[Dataset items]
╭──

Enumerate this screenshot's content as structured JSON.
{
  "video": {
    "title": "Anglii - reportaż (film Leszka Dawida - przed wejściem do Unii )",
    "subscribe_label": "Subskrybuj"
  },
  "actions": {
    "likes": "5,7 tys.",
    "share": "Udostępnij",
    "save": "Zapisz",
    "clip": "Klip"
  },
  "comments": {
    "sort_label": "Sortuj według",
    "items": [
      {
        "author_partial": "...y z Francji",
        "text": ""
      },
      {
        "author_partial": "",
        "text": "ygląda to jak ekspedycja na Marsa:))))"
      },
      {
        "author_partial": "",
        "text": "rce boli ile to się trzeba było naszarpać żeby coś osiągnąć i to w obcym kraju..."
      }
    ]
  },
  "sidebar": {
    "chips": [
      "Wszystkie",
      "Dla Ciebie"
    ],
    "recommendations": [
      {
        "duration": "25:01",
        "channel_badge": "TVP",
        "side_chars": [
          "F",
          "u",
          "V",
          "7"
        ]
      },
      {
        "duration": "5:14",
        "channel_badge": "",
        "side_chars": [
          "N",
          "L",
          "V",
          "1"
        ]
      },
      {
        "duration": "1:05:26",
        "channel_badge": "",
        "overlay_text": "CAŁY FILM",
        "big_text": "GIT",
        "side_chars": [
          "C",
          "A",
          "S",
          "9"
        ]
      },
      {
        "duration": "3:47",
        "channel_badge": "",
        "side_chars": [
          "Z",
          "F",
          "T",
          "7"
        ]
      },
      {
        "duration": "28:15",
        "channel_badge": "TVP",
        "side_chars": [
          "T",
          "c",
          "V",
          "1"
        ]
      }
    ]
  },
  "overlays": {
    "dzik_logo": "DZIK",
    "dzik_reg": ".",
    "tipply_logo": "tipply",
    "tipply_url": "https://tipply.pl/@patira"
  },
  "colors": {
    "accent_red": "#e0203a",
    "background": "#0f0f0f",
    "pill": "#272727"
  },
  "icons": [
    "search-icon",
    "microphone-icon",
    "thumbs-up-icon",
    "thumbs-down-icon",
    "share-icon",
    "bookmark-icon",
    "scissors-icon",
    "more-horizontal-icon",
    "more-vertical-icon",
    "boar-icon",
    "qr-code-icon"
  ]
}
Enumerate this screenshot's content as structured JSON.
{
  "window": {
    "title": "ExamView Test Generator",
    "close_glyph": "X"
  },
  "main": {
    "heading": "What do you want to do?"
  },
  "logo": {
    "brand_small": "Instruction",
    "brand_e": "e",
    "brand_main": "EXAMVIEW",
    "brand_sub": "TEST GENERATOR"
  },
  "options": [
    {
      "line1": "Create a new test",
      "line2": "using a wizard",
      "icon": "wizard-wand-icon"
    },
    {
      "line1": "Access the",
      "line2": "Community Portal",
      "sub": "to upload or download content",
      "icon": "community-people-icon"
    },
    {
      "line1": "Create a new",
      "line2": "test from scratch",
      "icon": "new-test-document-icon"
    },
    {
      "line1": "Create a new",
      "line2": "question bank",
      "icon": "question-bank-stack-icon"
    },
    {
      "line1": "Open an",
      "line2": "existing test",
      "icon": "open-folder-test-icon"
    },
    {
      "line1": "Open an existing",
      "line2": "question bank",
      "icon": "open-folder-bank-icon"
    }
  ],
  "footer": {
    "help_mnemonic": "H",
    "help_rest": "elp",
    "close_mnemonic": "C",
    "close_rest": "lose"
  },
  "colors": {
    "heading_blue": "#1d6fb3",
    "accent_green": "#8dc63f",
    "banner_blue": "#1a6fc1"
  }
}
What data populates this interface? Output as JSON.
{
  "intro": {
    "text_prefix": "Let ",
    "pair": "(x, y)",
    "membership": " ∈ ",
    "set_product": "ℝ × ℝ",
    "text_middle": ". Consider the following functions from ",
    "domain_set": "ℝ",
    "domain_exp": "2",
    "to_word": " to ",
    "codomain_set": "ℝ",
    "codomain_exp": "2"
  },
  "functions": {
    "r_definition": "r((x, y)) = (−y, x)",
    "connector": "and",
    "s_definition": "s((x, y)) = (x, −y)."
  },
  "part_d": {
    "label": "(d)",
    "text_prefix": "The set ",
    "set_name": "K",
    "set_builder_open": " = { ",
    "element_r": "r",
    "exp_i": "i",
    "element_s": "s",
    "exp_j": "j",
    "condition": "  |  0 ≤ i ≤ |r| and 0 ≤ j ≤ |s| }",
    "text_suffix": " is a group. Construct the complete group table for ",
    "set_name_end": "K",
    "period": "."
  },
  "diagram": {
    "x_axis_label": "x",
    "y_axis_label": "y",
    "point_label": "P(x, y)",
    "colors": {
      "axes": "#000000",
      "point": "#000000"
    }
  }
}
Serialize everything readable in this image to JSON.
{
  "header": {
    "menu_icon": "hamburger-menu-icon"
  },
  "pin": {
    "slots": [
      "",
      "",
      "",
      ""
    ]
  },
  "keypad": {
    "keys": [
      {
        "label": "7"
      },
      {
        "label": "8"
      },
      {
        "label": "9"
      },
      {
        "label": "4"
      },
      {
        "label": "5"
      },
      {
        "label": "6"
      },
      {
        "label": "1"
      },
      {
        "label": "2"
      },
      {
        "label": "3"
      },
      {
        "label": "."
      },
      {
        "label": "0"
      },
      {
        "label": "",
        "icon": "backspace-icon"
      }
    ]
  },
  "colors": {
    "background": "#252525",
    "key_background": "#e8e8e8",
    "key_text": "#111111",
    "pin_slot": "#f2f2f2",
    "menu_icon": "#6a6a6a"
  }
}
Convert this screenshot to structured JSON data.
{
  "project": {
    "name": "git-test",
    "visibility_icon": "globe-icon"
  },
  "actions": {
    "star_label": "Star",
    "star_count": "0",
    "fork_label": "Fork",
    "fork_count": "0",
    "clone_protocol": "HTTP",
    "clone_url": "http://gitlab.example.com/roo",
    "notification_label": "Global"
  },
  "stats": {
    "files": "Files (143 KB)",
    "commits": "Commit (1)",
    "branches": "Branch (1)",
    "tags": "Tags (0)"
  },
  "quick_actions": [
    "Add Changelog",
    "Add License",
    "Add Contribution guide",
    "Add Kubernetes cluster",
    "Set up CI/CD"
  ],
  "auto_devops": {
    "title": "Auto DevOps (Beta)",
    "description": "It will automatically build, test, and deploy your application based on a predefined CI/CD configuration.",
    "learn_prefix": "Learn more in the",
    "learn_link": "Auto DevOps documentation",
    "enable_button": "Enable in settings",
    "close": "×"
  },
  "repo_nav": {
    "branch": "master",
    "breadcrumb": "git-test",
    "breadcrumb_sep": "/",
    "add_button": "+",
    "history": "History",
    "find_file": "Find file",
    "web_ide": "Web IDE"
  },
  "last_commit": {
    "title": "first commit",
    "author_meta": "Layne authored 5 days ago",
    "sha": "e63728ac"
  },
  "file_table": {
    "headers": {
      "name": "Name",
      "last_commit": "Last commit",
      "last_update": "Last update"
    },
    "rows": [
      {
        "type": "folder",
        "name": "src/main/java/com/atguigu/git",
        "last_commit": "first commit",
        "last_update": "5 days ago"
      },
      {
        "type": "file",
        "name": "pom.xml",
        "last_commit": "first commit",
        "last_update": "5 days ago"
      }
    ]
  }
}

╰──

- EXERCISE REQUIREMENTS -
Repeat the records above exactly, leaving none out.

- SOLUTION FOR THIS TASK -
Enumerate this screenshot's content as structured JSON.
{
  "video": {
    "title": "Anglii - reportaż (film Leszka Dawida - przed wejściem do Unii )",
    "subscribe_label": "Subskrybuj"
  },
  "actions": {
    "likes": "5,7 tys.",
    "share": "Udostępnij",
    "save": "Zapisz",
    "clip": "Klip"
  },
  "comments": {
    "sort_label": "Sortuj według",
    "items": [
      {
        "author_partial": "...y z Francji",
        "text": ""
      },
      {
        "author_partial": "",
        "text": "ygląda to jak ekspedycja na Marsa:))))"
      },
      {
        "author_partial": "",
        "text": "rce boli ile to się trzeba było naszarpać żeby coś osiągnąć i to w obcym kraju..."
      }
    ]
  },
  "sidebar": {
    "chips": [
      "Wszystkie",
      "Dla Ciebie"
    ],
    "recommendations": [
      {
        "duration": "25:01",
        "channel_badge": "TVP",
        "side_chars": [
          "F",
          "u",
          "V",
          "7"
        ]
      },
      {
        "duration": "5:14",
        "channel_badge": "",
        "side_chars": [
          "N",
          "L",
          "V",
          "1"
        ]
      },
      {
        "duration": "1:05:26",
        "channel_badge": "",
        "overlay_text": "CAŁY FILM",
        "big_text": "GIT",
        "side_chars": [
          "C",
          "A",
          "S",
          "9"
        ]
      },
      {
        "duration": "3:47",
        "channel_badge": "",
        "side_chars": [
          "Z",
          "F",
          "T",
          "7"
        ]
      },
      {
        "duration": "28:15",
        "channel_badge": "TVP",
        "side_chars": [
          "T",
          "c",
          "V",
          "1"
        ]
      }
    ]
  },
  "overlays": {
    "dzik_logo": "DZIK",
    "dzik_reg": ".",
    "tipply_logo": "tipply",
    "tipply_url": "https://tipply.pl/@patira"
  },
  "colors": {
    "accent_red": "#e0203a",
    "background": "#0f0f0f",
    "pill": "#272727"
  },
  "icons": [
    "search-icon",
    "microphone-icon",
    "thumbs-up-icon",
    "thumbs-down-icon",
    "share-icon",
    "bookmark-icon",
    "scissors-icon",
    "more-horizontal-icon",
    "more-vertical-icon",
    "boar-icon",
    "qr-code-icon"
  ]
}
Enumerate this screenshot's content as structured JSON.
{
  "window": {
    "title": "ExamView Test Generator",
    "close_glyph": "X"
  },
  "main": {
    "heading": "What do you want to do?"
  },
  "logo": {
    "brand_small": "Instruction",
    "brand_e": "e",
    "brand_main": "EXAMVIEW",
    "brand_sub": "TEST GENERATOR"
  },
  "options": [
    {
      "line1": "Create a new test",
      "line2": "using a wizard",
      "icon": "wizard-wand-icon"
    },
    {
      "line1": "Access the",
      "line2": "Community Portal",
      "sub": "to upload or download content",
      "icon": "community-people-icon"
    },
    {
      "line1": "Create a new",
      "line2": "test from scratch",
      "icon": "new-test-document-icon"
    },
    {
      "line1": "Create a new",
      "line2": "question bank",
      "icon": "question-bank-stack-icon"
    },
    {
      "line1": "Open an",
      "line2": "existing test",
      "icon": "open-folder-test-icon"
    },
    {
      "line1": "Open an existing",
      "line2": "question bank",
      "icon": "open-folder-bank-icon"
    }
  ],
  "footer": {
    "help_mnemonic": "H",
    "help_rest": "elp",
    "close_mnemonic": "C",
    "close_rest": "lose"
  },
  "colors": {
    "heading_blue": "#1d6fb3",
    "accent_green": "#8dc63f",
    "banner_blue": "#1a6fc1"
  }
}
What data populates this interface? Output as JSON.
{
  "intro": {
    "text_prefix": "Let ",
    "pair": "(x, y)",
    "membership": " ∈ ",
    "set_product": "ℝ × ℝ",
    "text_middle": ". Consider the following functions from ",
    "domain_set": "ℝ",
    "domain_exp": "2",
    "to_word": " to ",
    "codomain_set": "ℝ",
    "codomain_exp": "2"
  },
  "functions": {
    "r_definition": "r((x, y)) = (−y, x)",
    "connector": "and",
    "s_definition": "s((x, y)) = (x, −y)."
  },
  "part_d": {
    "label": "(d)",
    "text_prefix": "The set ",
    "set_name": "K",
    "set_builder_open": " = { ",
    "element_r": "r",
    "exp_i": "i",
    "element_s": "s",
    "exp_j": "j",
    "condition": "  |  0 ≤ i ≤ |r| and 0 ≤ j ≤ |s| }",
    "text_suffix": " is a group. Construct the complete group table for ",
    "set_name_end": "K",
    "period": "."
  },
  "diagram": {
    "x_axis_label": "x",
    "y_axis_label": "y",
    "point_label": "P(x, y)",
    "colors": {
      "axes": "#000000",
      "point": "#000000"
    }
  }
}
Serialize everything readable in this image to JSON.
{
  "header": {
    "menu_icon": "hamburger-menu-icon"
  },
  "pin": {
    "slots": [
      "",
      "",
      "",
      ""
    ]
  },
  "keypad": {
    "keys": [
      {
        "label": "7"
      },
      {
        "label": "8"
      },
      {
        "label": "9"
      },
      {
        "label": "4"
      },
      {
        "label": "5"
      },
      {
        "label": "6"
      },
      {
        "label": "1"
      },
      {
        "label": "2"
      },
      {
        "label": "3"
      },
      {
        "label": "."
      },
      {
        "label": "0"
      },
      {
        "label": "",
        "icon": "backspace-icon"
      }
    ]
  },
  "colors": {
    "background": "#252525",
    "key_background": "#e8e8e8",
    "key_text": "#111111",
    "pin_slot": "#f2f2f2",
    "menu_icon": "#6a6a6a"
  }
}
Convert this screenshot to structured JSON data.
{
  "project": {
    "name": "git-test",
    "visibility_icon": "globe-icon"
  },
  "actions": {
    "star_label": "Star",
    "star_count": "0",
    "fork_label": "Fork",
    "fork_count": "0",
    "clone_protocol": "HTTP",
    "clone_url": "http://gitlab.example.com/roo",
    "notification_label": "Global"
  },
  "stats": {
    "files": "Files (143 KB)",
    "commits": "Commit (1)",
    "branches": "Branch (1)",
    "tags": "Tags (0)"
  },
  "quick_actions": [
    "Add Changelog",
    "Add License",
    "Add Contribution guide",
    "Add Kubernetes cluster",
    "Set up CI/CD"
  ],
  "auto_devops": {
    "title": "Auto DevOps (Beta)",
    "description": "It will automatically build, test, and deploy your application based on a predefined CI/CD configuration.",
    "learn_prefix": "Learn more in the",
    "learn_link": "Auto DevOps documentation",
    "enable_button": "Enable in settings",
    "close": "×"
  },
  "repo_nav": {
    "branch": "master",
    "breadcrumb": "git-test",
    "breadcrumb_sep": "/",
    "add_button": "+",
    "history": "History",
    "find_file": "Find file",
    "web_ide": "Web IDE"
  },
  "last_commit": {
    "title": "first commit",
    "author_meta": "Layne authored 5 days ago",
    "sha": "e63728ac"
  },
  "file_table": {
    "headers": {
      "name": "Name",
      "last_commit": "Last commit",
      "last_update": "Last update"
    },
    "rows": [
      {
        "type": "folder",
        "name": "src/main/java/com/atguigu/git",
        "last_commit": "first commit",
        "last_update": "5 days ago"
      },
      {
        "type": "file",
        "name": "pom.xml",
        "last_commit": "first commit",
        "last_update": "5 days ago"
      }
    ]
  }
}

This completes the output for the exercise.